TEXTABSCHNITT
▽

# class'-Typ-Neudefinition' Error



## Ouglin (2. Mai 2005)

Hallo,

ich bin neu in der C++ Welt und habe leider gleich ein grosses Problem. Ich versuche schon fertige Teile einzubinden und mache dies in der StdAfx.h. Da ich wenn ich die nur hier einbinde einen Error erhalte, habe ich die include Anweisungen nochmal in die StdAfx.cpp reingeschrieben , jetzt geht es soweit, bis auf den einen Error, dass angeblich eine Klasse neu definiert wird. Ich habe in der Hilfe von Visual C++ gesucht und der Fehler der dort beschrieben wird ist es nicht, den habe ich überprüft (von wegen class c{ ... int c() ...  und so). Alle anderen include Anweisungen in den einzelnen Dateinen habe ich auskommentiert. Es sind also nur die Stdfx.h bzw. ...cpp mit ihnen ausgestattet. 

Vielen Dank 
Ouglin


----------



## Tobias K. (2. Mai 2005)

△

AUFGABENSTELLUNG
(a) Bring die Datensätze zwischen der Zeile mit „accent-bar bbox=[97, 314, 121, 352]“ und der Zeile mit „publisher: Springer bbox=[127, 529, 200, 547]“, beide eingeschlossen, in eine nummerierte Liste ohne Leerzeilen.
(b) Führe den Forenthread zum C++-Fehler wegen einer Klassen-Neudefinition an der Stelle weiter, an der er endet.
Der Text und die Datensätze haben nichts miteinander zu tun.

Daten zur Box-Annotation:
▽

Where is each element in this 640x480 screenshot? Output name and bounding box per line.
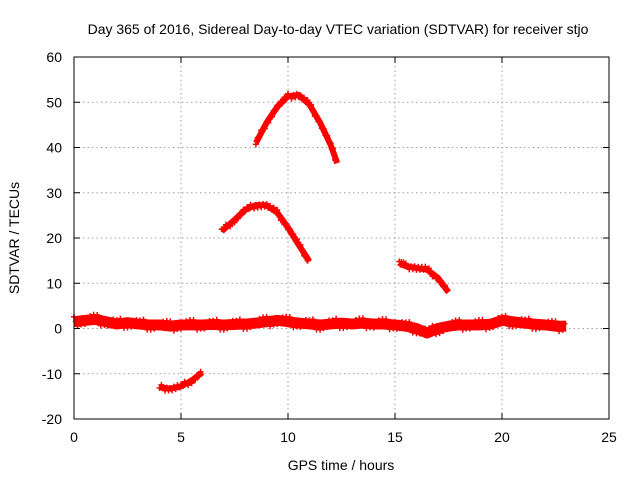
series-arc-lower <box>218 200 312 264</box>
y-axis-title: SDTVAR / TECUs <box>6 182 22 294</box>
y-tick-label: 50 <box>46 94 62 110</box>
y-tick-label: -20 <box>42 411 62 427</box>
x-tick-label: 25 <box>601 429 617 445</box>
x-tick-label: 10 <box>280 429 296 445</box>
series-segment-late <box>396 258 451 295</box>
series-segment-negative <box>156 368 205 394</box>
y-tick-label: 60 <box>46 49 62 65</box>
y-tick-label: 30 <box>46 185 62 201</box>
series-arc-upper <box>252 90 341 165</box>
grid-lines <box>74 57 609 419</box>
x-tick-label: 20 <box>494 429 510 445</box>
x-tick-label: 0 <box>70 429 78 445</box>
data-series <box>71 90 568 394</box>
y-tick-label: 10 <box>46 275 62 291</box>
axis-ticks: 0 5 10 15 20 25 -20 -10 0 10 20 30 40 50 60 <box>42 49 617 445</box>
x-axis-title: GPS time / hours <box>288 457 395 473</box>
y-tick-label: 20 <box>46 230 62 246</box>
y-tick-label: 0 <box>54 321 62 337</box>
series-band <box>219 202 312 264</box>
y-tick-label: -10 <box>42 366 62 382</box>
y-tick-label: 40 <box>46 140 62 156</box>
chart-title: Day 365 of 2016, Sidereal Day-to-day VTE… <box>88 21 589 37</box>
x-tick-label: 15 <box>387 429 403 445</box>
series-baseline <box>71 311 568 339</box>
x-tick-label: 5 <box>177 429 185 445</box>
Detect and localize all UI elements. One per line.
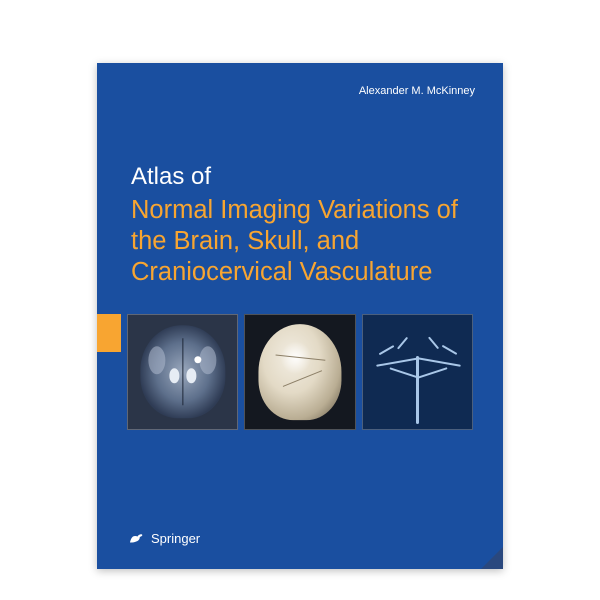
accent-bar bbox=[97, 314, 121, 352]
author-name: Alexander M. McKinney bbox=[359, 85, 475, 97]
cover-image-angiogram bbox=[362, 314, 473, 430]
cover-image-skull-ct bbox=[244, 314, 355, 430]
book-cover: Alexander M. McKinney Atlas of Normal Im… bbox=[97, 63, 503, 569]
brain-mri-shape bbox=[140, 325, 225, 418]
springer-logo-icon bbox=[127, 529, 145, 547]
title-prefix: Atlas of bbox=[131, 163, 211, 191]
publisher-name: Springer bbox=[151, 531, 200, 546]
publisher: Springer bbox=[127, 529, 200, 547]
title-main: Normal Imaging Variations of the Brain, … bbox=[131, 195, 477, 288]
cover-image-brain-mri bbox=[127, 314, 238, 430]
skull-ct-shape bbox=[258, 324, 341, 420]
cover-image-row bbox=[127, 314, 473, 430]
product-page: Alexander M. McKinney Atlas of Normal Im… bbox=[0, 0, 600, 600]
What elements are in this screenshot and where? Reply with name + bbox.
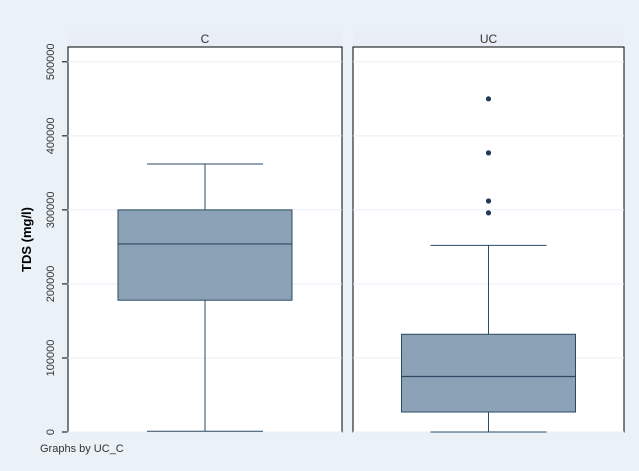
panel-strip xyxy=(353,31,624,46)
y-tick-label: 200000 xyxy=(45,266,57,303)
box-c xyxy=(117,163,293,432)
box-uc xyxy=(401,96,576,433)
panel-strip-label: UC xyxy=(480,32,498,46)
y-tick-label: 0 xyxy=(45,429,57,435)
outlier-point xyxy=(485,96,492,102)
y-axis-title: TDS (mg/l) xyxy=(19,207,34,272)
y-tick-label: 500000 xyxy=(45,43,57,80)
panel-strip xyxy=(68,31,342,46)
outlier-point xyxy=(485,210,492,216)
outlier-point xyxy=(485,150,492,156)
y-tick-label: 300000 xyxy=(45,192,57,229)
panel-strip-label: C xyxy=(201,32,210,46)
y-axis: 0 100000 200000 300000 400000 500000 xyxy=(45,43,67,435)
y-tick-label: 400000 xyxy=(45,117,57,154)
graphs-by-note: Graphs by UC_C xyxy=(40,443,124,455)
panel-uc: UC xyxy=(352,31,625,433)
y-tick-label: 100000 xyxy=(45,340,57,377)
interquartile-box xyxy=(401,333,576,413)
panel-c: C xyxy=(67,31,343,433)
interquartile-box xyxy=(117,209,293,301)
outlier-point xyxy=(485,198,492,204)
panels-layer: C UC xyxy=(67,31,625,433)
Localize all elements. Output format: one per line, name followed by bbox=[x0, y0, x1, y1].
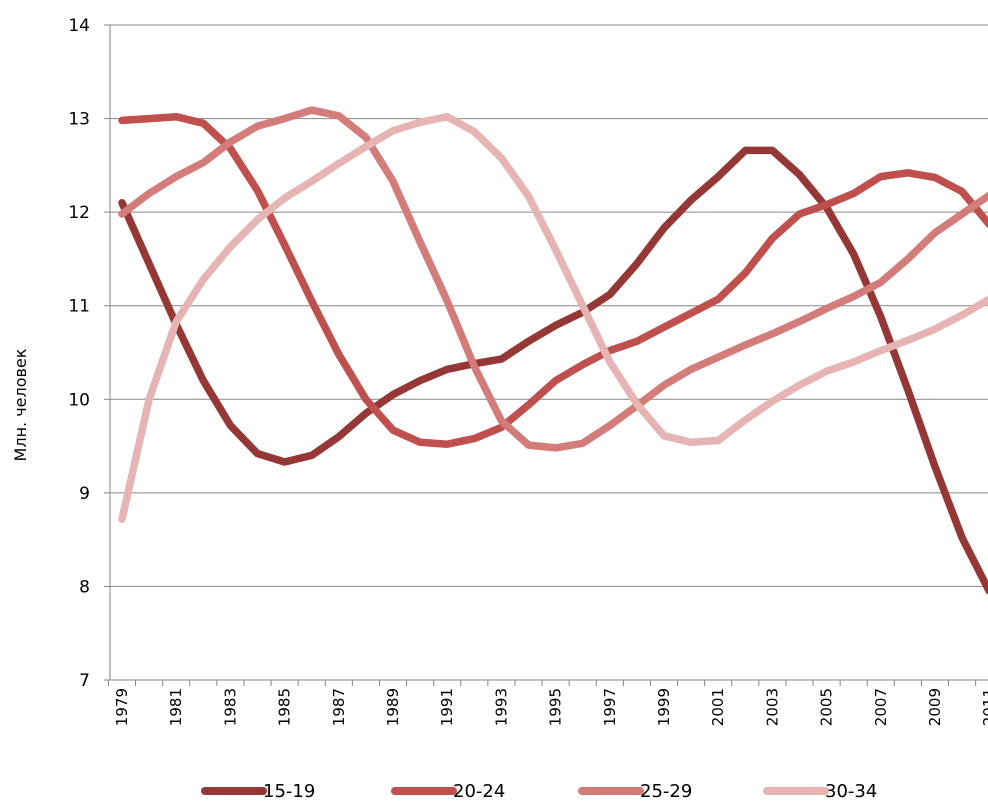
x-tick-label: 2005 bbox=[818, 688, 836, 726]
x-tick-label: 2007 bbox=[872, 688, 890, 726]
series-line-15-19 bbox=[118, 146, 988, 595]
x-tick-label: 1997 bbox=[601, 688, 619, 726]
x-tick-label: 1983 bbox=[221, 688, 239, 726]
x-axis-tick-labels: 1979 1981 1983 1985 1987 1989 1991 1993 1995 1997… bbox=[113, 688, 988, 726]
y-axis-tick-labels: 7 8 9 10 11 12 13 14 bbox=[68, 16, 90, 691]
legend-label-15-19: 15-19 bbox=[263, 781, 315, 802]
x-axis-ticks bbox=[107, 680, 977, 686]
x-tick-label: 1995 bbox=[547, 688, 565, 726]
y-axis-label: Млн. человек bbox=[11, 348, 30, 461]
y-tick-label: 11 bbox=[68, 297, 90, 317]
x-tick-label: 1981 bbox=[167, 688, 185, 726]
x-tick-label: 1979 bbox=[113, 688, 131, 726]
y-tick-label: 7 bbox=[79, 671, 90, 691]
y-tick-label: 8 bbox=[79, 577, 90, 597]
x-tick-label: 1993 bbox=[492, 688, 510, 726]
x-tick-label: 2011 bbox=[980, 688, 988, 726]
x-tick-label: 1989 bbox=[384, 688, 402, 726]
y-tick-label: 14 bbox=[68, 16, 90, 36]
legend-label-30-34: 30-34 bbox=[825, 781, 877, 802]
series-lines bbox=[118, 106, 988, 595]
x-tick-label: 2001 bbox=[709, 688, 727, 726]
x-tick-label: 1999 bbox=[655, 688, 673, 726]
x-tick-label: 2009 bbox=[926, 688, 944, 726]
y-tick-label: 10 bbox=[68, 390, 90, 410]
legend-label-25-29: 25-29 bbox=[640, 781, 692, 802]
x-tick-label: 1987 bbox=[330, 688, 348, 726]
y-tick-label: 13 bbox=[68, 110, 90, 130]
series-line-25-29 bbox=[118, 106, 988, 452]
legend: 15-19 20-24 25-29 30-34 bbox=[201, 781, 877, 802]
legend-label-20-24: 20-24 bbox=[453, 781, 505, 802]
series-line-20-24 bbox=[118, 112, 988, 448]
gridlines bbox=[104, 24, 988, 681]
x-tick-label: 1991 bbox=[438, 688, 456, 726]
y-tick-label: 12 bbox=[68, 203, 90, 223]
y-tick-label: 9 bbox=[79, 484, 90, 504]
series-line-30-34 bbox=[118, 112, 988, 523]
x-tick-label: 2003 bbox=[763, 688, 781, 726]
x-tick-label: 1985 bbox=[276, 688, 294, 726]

△

LÖSUNGEN
(a)
1. accent-bar bbox=[97, 314, 121, 352]
2. author-name: Alexander M. McKinney bbox=[359, 85, 475, 97]
3. cover-image-angiogram bbox=[362, 314, 473, 430]
4. cover-image-skull-ct bbox=[244, 314, 355, 430]
5. book-cover: Alexander M. McKinney Atlas of Normal Im… bbox=[97, 63, 503, 569]
6. brain-mri-shape bbox=[140, 325, 225, 418]
7. springer-logo-icon bbox=[127, 529, 145, 547]
8. title-prefix: Atlas of bbox=[131, 163, 211, 191]
9. publisher-name: Springer bbox=[151, 531, 200, 546]
10. publisher: Springer bbox=[127, 529, 200, 547]

(b)
moin


Wie du selbst geschrieben hast, hast du die doppelt eingebunden, und das ist auch das Problem.


mfg
umbrasaxum


----------



## Ouglin (2. Mai 2005)

HI,

wenn ich die include ´s aber in der stdafx.cpp kommentiere bbekomme ich mehrfach nichtdeklarierter Bezeichner Error und unerwartetes Dateiende.

Gruß
Ouglin


----------



## Tobias K. (2. Mai 2005)

moin


Zeig mal ein sbcihen was von deinem Programm.


mfg
umbrasaxum


----------



## Ouglin (2. Mai 2005)

Hi,
was?  

Ich glaube die ganzen Sourcedateien hier zu posten ist ein bissl zu viel, da es 6 oder 7 ziehmlich lange Dateien sind. Ich fange mal mit der stdafx.h an.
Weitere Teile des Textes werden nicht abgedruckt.